## Data rows
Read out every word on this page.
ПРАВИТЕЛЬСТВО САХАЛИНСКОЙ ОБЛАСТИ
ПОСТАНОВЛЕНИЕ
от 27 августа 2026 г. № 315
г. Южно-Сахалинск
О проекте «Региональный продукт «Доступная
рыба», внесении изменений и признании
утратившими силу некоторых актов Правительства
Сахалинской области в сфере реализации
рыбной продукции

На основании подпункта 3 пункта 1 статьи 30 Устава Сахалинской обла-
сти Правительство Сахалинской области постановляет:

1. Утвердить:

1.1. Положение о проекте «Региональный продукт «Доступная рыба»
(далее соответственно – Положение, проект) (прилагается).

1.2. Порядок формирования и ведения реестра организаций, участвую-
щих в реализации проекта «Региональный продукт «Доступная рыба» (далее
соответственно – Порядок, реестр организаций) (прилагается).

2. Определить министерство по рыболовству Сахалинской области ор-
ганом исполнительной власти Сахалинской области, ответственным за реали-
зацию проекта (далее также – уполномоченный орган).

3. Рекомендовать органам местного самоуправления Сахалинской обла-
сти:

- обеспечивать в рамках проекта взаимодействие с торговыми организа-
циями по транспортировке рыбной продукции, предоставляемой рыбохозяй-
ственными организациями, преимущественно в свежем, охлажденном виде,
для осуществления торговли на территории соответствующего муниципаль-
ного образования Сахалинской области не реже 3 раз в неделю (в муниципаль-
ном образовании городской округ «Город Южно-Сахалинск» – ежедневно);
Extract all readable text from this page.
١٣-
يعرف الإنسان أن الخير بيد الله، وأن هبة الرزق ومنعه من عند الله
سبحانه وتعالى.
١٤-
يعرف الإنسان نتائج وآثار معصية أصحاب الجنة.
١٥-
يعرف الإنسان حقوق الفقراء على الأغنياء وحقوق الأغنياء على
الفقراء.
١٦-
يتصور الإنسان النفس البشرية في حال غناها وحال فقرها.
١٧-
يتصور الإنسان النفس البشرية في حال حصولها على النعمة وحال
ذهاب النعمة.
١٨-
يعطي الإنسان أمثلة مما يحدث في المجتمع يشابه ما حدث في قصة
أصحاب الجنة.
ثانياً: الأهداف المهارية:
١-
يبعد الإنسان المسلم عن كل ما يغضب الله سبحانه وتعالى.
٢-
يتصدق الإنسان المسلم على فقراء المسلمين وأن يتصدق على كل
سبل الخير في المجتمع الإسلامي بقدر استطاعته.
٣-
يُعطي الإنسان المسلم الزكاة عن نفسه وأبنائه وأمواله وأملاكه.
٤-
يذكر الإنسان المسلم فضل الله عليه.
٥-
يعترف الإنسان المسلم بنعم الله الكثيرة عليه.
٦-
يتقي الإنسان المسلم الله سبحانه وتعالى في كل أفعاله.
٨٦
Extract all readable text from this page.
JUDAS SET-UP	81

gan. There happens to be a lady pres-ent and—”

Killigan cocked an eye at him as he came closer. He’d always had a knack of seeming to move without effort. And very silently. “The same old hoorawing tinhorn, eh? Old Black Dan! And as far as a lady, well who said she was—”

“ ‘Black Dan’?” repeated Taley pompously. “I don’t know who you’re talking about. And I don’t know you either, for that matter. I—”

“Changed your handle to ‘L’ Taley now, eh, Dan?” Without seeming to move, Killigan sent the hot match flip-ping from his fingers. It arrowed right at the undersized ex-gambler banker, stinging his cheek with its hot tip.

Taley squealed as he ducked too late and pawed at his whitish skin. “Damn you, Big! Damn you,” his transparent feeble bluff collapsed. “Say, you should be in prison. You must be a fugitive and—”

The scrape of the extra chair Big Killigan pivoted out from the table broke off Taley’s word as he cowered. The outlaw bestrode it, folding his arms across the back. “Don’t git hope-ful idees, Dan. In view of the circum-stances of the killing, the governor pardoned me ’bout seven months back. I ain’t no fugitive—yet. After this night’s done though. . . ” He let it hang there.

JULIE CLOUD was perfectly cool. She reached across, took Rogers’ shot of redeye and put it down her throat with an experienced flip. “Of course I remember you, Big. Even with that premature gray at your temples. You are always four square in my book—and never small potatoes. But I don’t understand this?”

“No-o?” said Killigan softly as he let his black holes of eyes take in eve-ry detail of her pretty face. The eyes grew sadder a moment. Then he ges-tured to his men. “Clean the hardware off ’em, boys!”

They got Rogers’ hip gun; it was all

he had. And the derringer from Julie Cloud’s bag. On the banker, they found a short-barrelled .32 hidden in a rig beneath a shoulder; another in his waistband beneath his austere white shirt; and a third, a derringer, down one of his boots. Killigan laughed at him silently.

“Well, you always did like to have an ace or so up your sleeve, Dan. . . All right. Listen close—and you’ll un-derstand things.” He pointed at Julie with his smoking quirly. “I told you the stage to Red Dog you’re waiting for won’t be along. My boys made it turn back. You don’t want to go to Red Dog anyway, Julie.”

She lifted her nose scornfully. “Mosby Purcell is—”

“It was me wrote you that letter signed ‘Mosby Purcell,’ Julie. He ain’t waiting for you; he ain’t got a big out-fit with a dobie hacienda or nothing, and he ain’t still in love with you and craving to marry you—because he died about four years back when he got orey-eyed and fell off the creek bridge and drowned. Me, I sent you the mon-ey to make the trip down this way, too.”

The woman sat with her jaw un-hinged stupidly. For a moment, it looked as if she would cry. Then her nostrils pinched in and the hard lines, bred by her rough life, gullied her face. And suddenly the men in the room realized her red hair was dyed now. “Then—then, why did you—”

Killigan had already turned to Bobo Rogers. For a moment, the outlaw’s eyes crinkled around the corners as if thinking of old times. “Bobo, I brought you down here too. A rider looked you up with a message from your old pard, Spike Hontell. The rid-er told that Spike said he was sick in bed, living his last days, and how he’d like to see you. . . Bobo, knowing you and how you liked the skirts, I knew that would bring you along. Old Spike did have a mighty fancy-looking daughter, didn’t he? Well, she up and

## Directive
Look for "Положение" and pull out every line that has it.

## Written response
1.1. Положение о проекте «Региональный продукт «Доступная рыба»
(далее соответственно – Положение, проект) (прилагается).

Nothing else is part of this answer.